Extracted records
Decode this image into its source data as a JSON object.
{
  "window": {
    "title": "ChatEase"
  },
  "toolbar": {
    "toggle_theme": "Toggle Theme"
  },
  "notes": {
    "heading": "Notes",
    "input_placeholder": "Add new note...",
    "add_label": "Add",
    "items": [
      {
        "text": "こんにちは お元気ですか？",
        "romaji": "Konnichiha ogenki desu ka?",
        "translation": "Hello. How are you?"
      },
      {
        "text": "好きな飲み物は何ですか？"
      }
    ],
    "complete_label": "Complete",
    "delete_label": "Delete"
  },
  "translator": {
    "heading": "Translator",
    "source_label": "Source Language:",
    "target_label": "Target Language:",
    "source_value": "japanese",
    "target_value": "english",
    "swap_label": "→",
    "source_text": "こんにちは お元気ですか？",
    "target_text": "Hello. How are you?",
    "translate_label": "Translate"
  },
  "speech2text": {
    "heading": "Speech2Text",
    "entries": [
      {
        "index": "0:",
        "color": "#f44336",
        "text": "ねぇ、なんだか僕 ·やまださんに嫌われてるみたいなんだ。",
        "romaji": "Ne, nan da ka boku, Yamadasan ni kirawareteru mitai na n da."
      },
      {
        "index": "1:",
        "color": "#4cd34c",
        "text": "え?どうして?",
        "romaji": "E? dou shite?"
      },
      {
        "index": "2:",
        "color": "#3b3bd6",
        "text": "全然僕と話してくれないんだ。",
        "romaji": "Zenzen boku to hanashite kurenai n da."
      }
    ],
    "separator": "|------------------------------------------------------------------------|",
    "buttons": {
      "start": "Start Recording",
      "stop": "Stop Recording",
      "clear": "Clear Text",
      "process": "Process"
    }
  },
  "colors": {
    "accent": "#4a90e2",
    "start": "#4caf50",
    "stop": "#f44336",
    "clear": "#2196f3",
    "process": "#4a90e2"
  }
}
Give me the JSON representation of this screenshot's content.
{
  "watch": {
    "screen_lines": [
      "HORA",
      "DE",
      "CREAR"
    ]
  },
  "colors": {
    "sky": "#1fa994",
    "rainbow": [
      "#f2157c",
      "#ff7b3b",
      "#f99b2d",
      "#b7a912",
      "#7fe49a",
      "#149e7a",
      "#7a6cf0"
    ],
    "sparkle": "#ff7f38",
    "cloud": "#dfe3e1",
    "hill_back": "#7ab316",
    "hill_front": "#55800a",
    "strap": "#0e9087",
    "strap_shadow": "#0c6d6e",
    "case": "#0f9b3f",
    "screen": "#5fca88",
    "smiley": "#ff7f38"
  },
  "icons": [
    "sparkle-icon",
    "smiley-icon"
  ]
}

## Short exercise
Send back all of the entries exactly, with nothing missing.

## Worked solution
Decode this image into its source data as a JSON object.
{
  "window": {
    "title": "ChatEase"
  },
  "toolbar": {
    "toggle_theme": "Toggle Theme"
  },
  "notes": {
    "heading": "Notes",
    "input_placeholder": "Add new note...",
    "add_label": "Add",
    "items": [
      {
        "text": "こんにちは お元気ですか？",
        "romaji": "Konnichiha ogenki desu ka?",
        "translation": "Hello. How are you?"
      },
      {
        "text": "好きな飲み物は何ですか？"
      }
    ],
    "complete_label": "Complete",
    "delete_label": "Delete"
  },
  "translator": {
    "heading": "Translator",
    "source_label": "Source Language:",
    "target_label": "Target Language:",
    "source_value": "japanese",
    "target_value": "english",
    "swap_label": "→",
    "source_text": "こんにちは お元気ですか？",
    "target_text": "Hello. How are you?",
    "translate_label": "Translate"
  },
  "speech2text": {
    "heading": "Speech2Text",
    "entries": [
      {
        "index": "0:",
        "color": "#f44336",
        "text": "ねぇ、なんだか僕 ·やまださんに嫌われてるみたいなんだ。",
        "romaji": "Ne, nan da ka boku, Yamadasan ni kirawareteru mitai na n da."
      },
      {
        "index": "1:",
        "color": "#4cd34c",
        "text": "え?どうして?",
        "romaji": "E? dou shite?"
      },
      {
        "index": "2:",
        "color": "#3b3bd6",
        "text": "全然僕と話してくれないんだ。",
        "romaji": "Zenzen boku to hanashite kurenai n da."
      }
    ],
    "separator": "|------------------------------------------------------------------------|",
    "buttons": {
      "start": "Start Recording",
      "stop": "Stop Recording",
      "clear": "Clear Text",
      "process": "Process"
    }
  },
  "colors": {
    "accent": "#4a90e2",
    "start": "#4caf50",
    "stop": "#f44336",
    "clear": "#2196f3",
    "process": "#4a90e2"
  }
}
Give me the JSON representation of this screenshot's content.
{
  "watch": {
    "screen_lines": [
      "HORA",
      "DE",
      "CREAR"
    ]
  },
  "colors": {
    "sky": "#1fa994",
    "rainbow": [
      "#f2157c",
      "#ff7b3b",
      "#f99b2d",
      "#b7a912",
      "#7fe49a",
      "#149e7a",
      "#7a6cf0"
    ],
    "sparkle": "#ff7f38",
    "cloud": "#dfe3e1",
    "hill_back": "#7ab316",
    "hill_front": "#55800a",
    "strap": "#0e9087",
    "strap_shadow": "#0c6d6e",
    "case": "#0f9b3f",
    "screen": "#5fca88",
    "smiley": "#ff7f38"
  },
  "icons": [
    "sparkle-icon",
    "smiley-icon"
  ]
}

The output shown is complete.